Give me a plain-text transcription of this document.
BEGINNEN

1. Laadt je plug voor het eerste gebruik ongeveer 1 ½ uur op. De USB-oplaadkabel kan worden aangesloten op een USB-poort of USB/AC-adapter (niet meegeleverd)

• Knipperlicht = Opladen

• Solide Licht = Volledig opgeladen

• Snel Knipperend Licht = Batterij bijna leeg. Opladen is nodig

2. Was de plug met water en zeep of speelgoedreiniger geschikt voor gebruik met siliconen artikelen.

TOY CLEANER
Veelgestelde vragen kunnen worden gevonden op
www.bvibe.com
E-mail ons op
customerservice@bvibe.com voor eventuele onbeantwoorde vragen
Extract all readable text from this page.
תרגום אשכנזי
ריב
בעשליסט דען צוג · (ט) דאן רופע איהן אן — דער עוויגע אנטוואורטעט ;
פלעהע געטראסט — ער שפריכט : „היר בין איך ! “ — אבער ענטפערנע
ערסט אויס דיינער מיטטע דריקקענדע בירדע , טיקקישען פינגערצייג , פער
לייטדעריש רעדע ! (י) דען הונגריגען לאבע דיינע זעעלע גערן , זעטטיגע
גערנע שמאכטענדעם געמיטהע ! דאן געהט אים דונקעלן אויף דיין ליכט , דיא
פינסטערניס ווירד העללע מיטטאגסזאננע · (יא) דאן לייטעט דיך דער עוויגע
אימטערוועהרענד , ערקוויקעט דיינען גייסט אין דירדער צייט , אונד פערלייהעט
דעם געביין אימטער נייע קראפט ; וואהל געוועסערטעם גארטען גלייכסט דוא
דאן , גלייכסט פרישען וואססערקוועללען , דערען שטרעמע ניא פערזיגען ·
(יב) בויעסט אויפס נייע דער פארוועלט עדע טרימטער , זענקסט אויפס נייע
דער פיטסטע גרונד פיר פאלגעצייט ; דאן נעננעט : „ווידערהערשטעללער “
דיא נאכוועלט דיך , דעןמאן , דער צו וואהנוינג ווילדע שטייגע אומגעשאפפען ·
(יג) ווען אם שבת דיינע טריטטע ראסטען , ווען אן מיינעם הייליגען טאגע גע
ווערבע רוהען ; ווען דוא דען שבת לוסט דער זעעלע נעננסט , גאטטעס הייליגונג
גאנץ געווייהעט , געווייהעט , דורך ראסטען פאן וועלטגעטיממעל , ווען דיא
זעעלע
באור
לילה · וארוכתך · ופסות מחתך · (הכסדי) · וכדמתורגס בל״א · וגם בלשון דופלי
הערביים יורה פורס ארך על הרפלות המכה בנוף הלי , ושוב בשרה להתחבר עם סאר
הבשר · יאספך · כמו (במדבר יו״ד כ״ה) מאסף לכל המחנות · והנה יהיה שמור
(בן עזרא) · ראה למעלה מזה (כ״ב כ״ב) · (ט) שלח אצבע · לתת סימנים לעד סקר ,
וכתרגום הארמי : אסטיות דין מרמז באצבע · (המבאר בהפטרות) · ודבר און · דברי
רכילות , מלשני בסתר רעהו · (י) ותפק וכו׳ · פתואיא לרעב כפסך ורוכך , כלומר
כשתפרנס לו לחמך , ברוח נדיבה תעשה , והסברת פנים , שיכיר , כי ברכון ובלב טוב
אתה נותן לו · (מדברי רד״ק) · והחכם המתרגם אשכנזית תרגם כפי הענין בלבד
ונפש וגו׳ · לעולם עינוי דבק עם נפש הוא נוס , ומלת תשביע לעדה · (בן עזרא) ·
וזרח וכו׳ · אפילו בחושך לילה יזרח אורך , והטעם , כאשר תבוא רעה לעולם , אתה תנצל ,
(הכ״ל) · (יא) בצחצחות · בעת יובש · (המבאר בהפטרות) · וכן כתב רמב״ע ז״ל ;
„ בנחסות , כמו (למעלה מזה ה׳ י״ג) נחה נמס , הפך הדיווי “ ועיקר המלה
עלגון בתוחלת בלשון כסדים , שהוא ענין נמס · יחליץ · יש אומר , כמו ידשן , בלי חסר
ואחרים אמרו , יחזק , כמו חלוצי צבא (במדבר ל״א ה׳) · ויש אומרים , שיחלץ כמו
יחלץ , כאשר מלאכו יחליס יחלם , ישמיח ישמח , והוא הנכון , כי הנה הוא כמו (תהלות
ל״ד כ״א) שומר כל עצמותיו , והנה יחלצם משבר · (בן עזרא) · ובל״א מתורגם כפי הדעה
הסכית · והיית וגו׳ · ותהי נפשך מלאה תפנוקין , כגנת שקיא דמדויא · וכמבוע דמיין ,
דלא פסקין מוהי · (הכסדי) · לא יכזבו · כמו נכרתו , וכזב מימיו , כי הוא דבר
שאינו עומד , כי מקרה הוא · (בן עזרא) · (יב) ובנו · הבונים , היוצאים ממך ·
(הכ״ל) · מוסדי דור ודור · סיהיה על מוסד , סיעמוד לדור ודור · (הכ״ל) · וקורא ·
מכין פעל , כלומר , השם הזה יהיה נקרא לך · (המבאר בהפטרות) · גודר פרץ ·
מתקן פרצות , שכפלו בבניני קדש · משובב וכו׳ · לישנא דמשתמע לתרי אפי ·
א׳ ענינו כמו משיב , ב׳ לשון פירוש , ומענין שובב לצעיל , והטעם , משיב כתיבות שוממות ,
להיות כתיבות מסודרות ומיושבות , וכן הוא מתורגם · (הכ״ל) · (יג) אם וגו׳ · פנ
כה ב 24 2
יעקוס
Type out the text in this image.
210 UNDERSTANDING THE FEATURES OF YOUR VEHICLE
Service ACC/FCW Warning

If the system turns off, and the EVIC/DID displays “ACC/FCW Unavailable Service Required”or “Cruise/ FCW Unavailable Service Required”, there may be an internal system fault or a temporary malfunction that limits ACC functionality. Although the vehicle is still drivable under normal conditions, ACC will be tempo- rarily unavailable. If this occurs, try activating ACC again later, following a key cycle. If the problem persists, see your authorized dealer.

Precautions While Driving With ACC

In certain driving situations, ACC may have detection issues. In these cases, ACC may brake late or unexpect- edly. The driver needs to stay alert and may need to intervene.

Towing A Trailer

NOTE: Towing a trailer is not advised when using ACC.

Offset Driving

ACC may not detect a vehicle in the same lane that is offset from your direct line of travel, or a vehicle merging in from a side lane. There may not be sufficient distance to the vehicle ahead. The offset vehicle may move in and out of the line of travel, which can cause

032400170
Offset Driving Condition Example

════════════════

Every entry needs to be retyped exactly.

PROBLEM SOLUTION:
Give me a plain-text transcription of this document.
BEGINNEN

1. Laadt je plug voor het eerste gebruik ongeveer 1 ½ uur op. De USB-oplaadkabel kan worden aangesloten op een USB-poort of USB/AC-adapter (niet meegeleverd)

• Knipperlicht = Opladen

• Solide Licht = Volledig opgeladen

• Snel Knipperend Licht = Batterij bijna leeg. Opladen is nodig

2. Was de plug met water en zeep of speelgoedreiniger geschikt voor gebruik met siliconen artikelen.

TOY CLEANER
Veelgestelde vragen kunnen worden gevonden op
www.bvibe.com
E-mail ons op
customerservice@bvibe.com voor eventuele onbeantwoorde vragen
Extract all readable text from this page.
תרגום אשכנזי
ריב
בעשליסט דען צוג · (ט) דאן רופע איהן אן — דער עוויגע אנטוואורטעט ;
פלעהע געטראסט — ער שפריכט : „היר בין איך ! “ — אבער ענטפערנע
ערסט אויס דיינער מיטטע דריקקענדע בירדע , טיקקישען פינגערצייג , פער
לייטדעריש רעדע ! (י) דען הונגריגען לאבע דיינע זעעלע גערן , זעטטיגע
גערנע שמאכטענדעם געמיטהע ! דאן געהט אים דונקעלן אויף דיין ליכט , דיא
פינסטערניס ווירד העללע מיטטאגסזאננע · (יא) דאן לייטעט דיך דער עוויגע
אימטערוועהרענד , ערקוויקעט דיינען גייסט אין דירדער צייט , אונד פערלייהעט
דעם געביין אימטער נייע קראפט ; וואהל געוועסערטעם גארטען גלייכסט דוא
דאן , גלייכסט פרישען וואססערקוועללען , דערען שטרעמע ניא פערזיגען ·
(יב) בויעסט אויפס נייע דער פארוועלט עדע טרימטער , זענקסט אויפס נייע
דער פיטסטע גרונד פיר פאלגעצייט ; דאן נעננעט : „ווידערהערשטעללער “
דיא נאכוועלט דיך , דעןמאן , דער צו וואהנוינג ווילדע שטייגע אומגעשאפפען ·
(יג) ווען אם שבת דיינע טריטטע ראסטען , ווען אן מיינעם הייליגען טאגע גע
ווערבע רוהען ; ווען דוא דען שבת לוסט דער זעעלע נעננסט , גאטטעס הייליגונג
גאנץ געווייהעט , געווייהעט , דורך ראסטען פאן וועלטגעטיממעל , ווען דיא
זעעלע
באור
לילה · וארוכתך · ופסות מחתך · (הכסדי) · וכדמתורגס בל״א · וגם בלשון דופלי
הערביים יורה פורס ארך על הרפלות המכה בנוף הלי , ושוב בשרה להתחבר עם סאר
הבשר · יאספך · כמו (במדבר יו״ד כ״ה) מאסף לכל המחנות · והנה יהיה שמור
(בן עזרא) · ראה למעלה מזה (כ״ב כ״ב) · (ט) שלח אצבע · לתת סימנים לעד סקר ,
וכתרגום הארמי : אסטיות דין מרמז באצבע · (המבאר בהפטרות) · ודבר און · דברי
רכילות , מלשני בסתר רעהו · (י) ותפק וכו׳ · פתואיא לרעב כפסך ורוכך , כלומר
כשתפרנס לו לחמך , ברוח נדיבה תעשה , והסברת פנים , שיכיר , כי ברכון ובלב טוב
אתה נותן לו · (מדברי רד״ק) · והחכם המתרגם אשכנזית תרגם כפי הענין בלבד
ונפש וגו׳ · לעולם עינוי דבק עם נפש הוא נוס , ומלת תשביע לעדה · (בן עזרא) ·
וזרח וכו׳ · אפילו בחושך לילה יזרח אורך , והטעם , כאשר תבוא רעה לעולם , אתה תנצל ,
(הכ״ל) · (יא) בצחצחות · בעת יובש · (המבאר בהפטרות) · וכן כתב רמב״ע ז״ל ;
„ בנחסות , כמו (למעלה מזה ה׳ י״ג) נחה נמס , הפך הדיווי “ ועיקר המלה
עלגון בתוחלת בלשון כסדים , שהוא ענין נמס · יחליץ · יש אומר , כמו ידשן , בלי חסר
ואחרים אמרו , יחזק , כמו חלוצי צבא (במדבר ל״א ה׳) · ויש אומרים , שיחלץ כמו
יחלץ , כאשר מלאכו יחליס יחלם , ישמיח ישמח , והוא הנכון , כי הנה הוא כמו (תהלות
ל״ד כ״א) שומר כל עצמותיו , והנה יחלצם משבר · (בן עזרא) · ובל״א מתורגם כפי הדעה
הסכית · והיית וגו׳ · ותהי נפשך מלאה תפנוקין , כגנת שקיא דמדויא · וכמבוע דמיין ,
דלא פסקין מוהי · (הכסדי) · לא יכזבו · כמו נכרתו , וכזב מימיו , כי הוא דבר
שאינו עומד , כי מקרה הוא · (בן עזרא) · (יב) ובנו · הבונים , היוצאים ממך ·
(הכ״ל) · מוסדי דור ודור · סיהיה על מוסד , סיעמוד לדור ודור · (הכ״ל) · וקורא ·
מכין פעל , כלומר , השם הזה יהיה נקרא לך · (המבאר בהפטרות) · גודר פרץ ·
מתקן פרצות , שכפלו בבניני קדש · משובב וכו׳ · לישנא דמשתמע לתרי אפי ·
א׳ ענינו כמו משיב , ב׳ לשון פירוש , ומענין שובב לצעיל , והטעם , משיב כתיבות שוממות ,
להיות כתיבות מסודרות ומיושבות , וכן הוא מתורגם · (הכ״ל) · (יג) אם וגו׳ · פנ
כה ב 24 2
יעקוס
Type out the text in this image.
210 UNDERSTANDING THE FEATURES OF YOUR VEHICLE
Service ACC/FCW Warning

If the system turns off, and the EVIC/DID displays “ACC/FCW Unavailable Service Required”or “Cruise/ FCW Unavailable Service Required”, there may be an internal system fault or a temporary malfunction that limits ACC functionality. Although the vehicle is still drivable under normal conditions, ACC will be tempo- rarily unavailable. If this occurs, try activating ACC again later, following a key cycle. If the problem persists, see your authorized dealer.

Precautions While Driving With ACC

In certain driving situations, ACC may have detection issues. In these cases, ACC may brake late or unexpect- edly. The driver needs to stay alert and may need to intervene.

Towing A Trailer

NOTE: Towing a trailer is not advised when using ACC.

Offset Driving

ACC may not detect a vehicle in the same lane that is offset from your direct line of travel, or a vehicle merging in from a side lane. There may not be sufficient distance to the vehicle ahead. The offset vehicle may move in and out of the line of travel, which can cause

032400170
Offset Driving Condition Example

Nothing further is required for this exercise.